> **SHORT PROBLEM**
Without the images, print all the entries below exactly as given.

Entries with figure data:
══════════

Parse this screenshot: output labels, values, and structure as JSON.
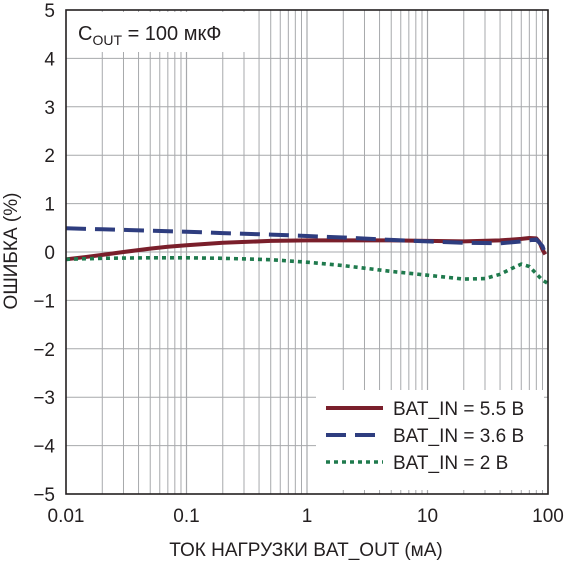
{
  "chart_data": {
    "type": "line",
    "annotation": {
      "main": "C",
      "sub": "OUT",
      "rest": " = 100 мкФ"
    },
    "xlabel": "ТОК НАГРУЗКИ BAT_OUT (мА)",
    "ylabel": "ОШИБКА (%)",
    "x_scale": "log",
    "xlim": [
      0.01,
      100
    ],
    "ylim": [
      -5,
      5
    ],
    "x_tick_labels": [
      "0.01",
      "0.1",
      "1",
      "10",
      "100"
    ],
    "y_tick_labels": [
      "5",
      "4",
      "3",
      "2",
      "1",
      "0",
      "−1",
      "−2",
      "−3",
      "−4",
      "−5"
    ],
    "grid": true,
    "legend_position": "bottom-right",
    "series": [
      {
        "name": "BAT_IN = 5.5 В",
        "color": "#7a1f2b",
        "style": "solid",
        "x": [
          0.01,
          0.015,
          0.02,
          0.03,
          0.05,
          0.07,
          0.1,
          0.2,
          0.5,
          1,
          2,
          5,
          10,
          20,
          40,
          60,
          70,
          80,
          85,
          90,
          95
        ],
        "y": [
          -0.15,
          -0.1,
          -0.06,
          0.0,
          0.07,
          0.11,
          0.14,
          0.19,
          0.23,
          0.24,
          0.24,
          0.24,
          0.23,
          0.22,
          0.24,
          0.27,
          0.29,
          0.28,
          0.2,
          0.05,
          -0.05
        ]
      },
      {
        "name": "BAT_IN = 3.6 В",
        "color": "#2e3d7f",
        "style": "dash",
        "x": [
          0.01,
          0.02,
          0.05,
          0.1,
          0.2,
          0.5,
          1,
          2,
          5,
          10,
          20,
          40,
          60,
          80,
          90,
          95
        ],
        "y": [
          0.49,
          0.47,
          0.44,
          0.42,
          0.39,
          0.36,
          0.33,
          0.3,
          0.25,
          0.22,
          0.19,
          0.18,
          0.22,
          0.26,
          0.12,
          -0.05
        ]
      },
      {
        "name": "BAT_IN = 2 В",
        "color": "#1f7a4d",
        "style": "dot",
        "x": [
          0.01,
          0.02,
          0.05,
          0.1,
          0.2,
          0.5,
          1,
          2,
          5,
          10,
          20,
          30,
          40,
          50,
          60,
          70,
          80,
          90,
          100
        ],
        "y": [
          -0.15,
          -0.13,
          -0.12,
          -0.12,
          -0.13,
          -0.16,
          -0.21,
          -0.28,
          -0.4,
          -0.48,
          -0.56,
          -0.55,
          -0.46,
          -0.34,
          -0.25,
          -0.3,
          -0.45,
          -0.58,
          -0.65
        ]
      }
    ]
  }
}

══════════

> **SOLUTION TO THE EXERCISE**
Parse this screenshot: output labels, values, and structure as JSON.
{
  "chart_data": {
    "type": "line",
    "annotation": {
      "main": "C",
      "sub": "OUT",
      "rest": " = 100 мкФ"
    },
    "xlabel": "ТОК НАГРУЗКИ BAT_OUT (мА)",
    "ylabel": "ОШИБКА (%)",
    "x_scale": "log",
    "xlim": [
      0.01,
      100
    ],
    "ylim": [
      -5,
      5
    ],
    "x_tick_labels": [
      "0.01",
      "0.1",
      "1",
      "10",
      "100"
    ],
    "y_tick_labels": [
      "5",
      "4",
      "3",
      "2",
      "1",
      "0",
      "−1",
      "−2",
      "−3",
      "−4",
      "−5"
    ],
    "grid": true,
    "legend_position": "bottom-right",
    "series": [
      {
        "name": "BAT_IN = 5.5 В",
        "color": "#7a1f2b",
        "style": "solid",
        "x": [
          0.01,
          0.015,
          0.02,
          0.03,
          0.05,
          0.07,
          0.1,
          0.2,
          0.5,
          1,
          2,
          5,
          10,
          20,
          40,
          60,
          70,
          80,
          85,
          90,
          95
        ],
        "y": [
          -0.15,
          -0.1,
          -0.06,
          0.0,
          0.07,
          0.11,
          0.14,
          0.19,
          0.23,
          0.24,
          0.24,
          0.24,
          0.23,
          0.22,
          0.24,
          0.27,
          0.29,
          0.28,
          0.2,
          0.05,
          -0.05
        ]
      },
      {
        "name": "BAT_IN = 3.6 В",
        "color": "#2e3d7f",
        "style": "dash",
        "x": [
          0.01,
          0.02,
          0.05,
          0.1,
          0.2,
          0.5,
          1,
          2,
          5,
          10,
          20,
          40,
          60,
          80,
          90,
          95
        ],
        "y": [
          0.49,
          0.47,
          0.44,
          0.42,
          0.39,
          0.36,
          0.33,
          0.3,
          0.25,
          0.22,
          0.19,
          0.18,
          0.22,
          0.26,
          0.12,
          -0.05
        ]
      },
      {
        "name": "BAT_IN = 2 В",
        "color": "#1f7a4d",
        "style": "dot",
        "x": [
          0.01,
          0.02,
          0.05,
          0.1,
          0.2,
          0.5,
          1,
          2,
          5,
          10,
          20,
          30,
          40,
          50,
          60,
          70,
          80,
          90,
          100
        ],
        "y": [
          -0.15,
          -0.13,
          -0.12,
          -0.12,
          -0.13,
          -0.16,
          -0.21,
          -0.28,
          -0.4,
          -0.48,
          -0.56,
          -0.55,
          -0.46,
          -0.34,
          -0.25,
          -0.3,
          -0.45,
          -0.58,
          -0.65
        ]
      }
    ]
  }
}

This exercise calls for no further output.